• **Stored records**

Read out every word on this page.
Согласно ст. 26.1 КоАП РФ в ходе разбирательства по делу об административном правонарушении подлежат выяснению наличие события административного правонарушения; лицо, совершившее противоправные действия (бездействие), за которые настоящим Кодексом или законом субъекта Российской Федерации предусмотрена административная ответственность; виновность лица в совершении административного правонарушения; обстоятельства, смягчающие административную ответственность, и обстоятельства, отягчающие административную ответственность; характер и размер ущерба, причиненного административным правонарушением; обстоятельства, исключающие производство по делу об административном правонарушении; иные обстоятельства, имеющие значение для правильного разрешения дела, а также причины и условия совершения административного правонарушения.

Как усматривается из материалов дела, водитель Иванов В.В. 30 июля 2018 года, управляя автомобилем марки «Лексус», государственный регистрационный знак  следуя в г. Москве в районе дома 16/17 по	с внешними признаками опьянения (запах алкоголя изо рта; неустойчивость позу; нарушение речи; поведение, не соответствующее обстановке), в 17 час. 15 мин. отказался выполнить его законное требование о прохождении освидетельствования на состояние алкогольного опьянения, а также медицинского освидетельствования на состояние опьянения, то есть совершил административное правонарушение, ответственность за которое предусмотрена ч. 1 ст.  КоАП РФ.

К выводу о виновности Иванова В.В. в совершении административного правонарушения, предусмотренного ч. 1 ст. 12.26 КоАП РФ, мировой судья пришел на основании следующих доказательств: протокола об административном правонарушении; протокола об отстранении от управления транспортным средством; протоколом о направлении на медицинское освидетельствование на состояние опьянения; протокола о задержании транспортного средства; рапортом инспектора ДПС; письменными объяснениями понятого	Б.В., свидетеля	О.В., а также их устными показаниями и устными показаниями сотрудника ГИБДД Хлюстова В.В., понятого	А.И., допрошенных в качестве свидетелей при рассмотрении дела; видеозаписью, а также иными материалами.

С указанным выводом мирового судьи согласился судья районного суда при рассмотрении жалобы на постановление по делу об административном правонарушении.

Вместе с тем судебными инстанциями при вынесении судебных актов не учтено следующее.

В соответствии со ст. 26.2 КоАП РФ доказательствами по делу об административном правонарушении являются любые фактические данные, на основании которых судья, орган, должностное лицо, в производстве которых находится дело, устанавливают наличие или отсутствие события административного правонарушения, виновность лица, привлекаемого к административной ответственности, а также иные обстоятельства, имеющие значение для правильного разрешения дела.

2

• **Your objective**
Return every line containing "рассмотрении".

• **Response to this exercise**
К выводу о виновности Иванова В.В. в совершении административного правонарушения, предусмотренного ч. 1 ст. 12.26 КоАП РФ, мировой судья пришел на основании следующих доказательств: протокола об административном правонарушении; протокола об отстранении от управления транспортным средством; протоколом о направлении на медицинское освидетельствование на состояние опьянения; протокола о задержании транспортного средства; рапортом инспектора ДПС; письменными объяснениями понятого	Б.В., свидетеля	О.В., а также их устными показаниями и устными показаниями сотрудника ГИБДД Хлюстова В.В., понятого	А.И., допрошенных в качестве свидетелей при рассмотрении дела; видеозаписью, а также иными материалами.
С указанным выводом мирового судьи согласился судья районного суда при рассмотрении жалобы на постановление по делу об административном правонарушении.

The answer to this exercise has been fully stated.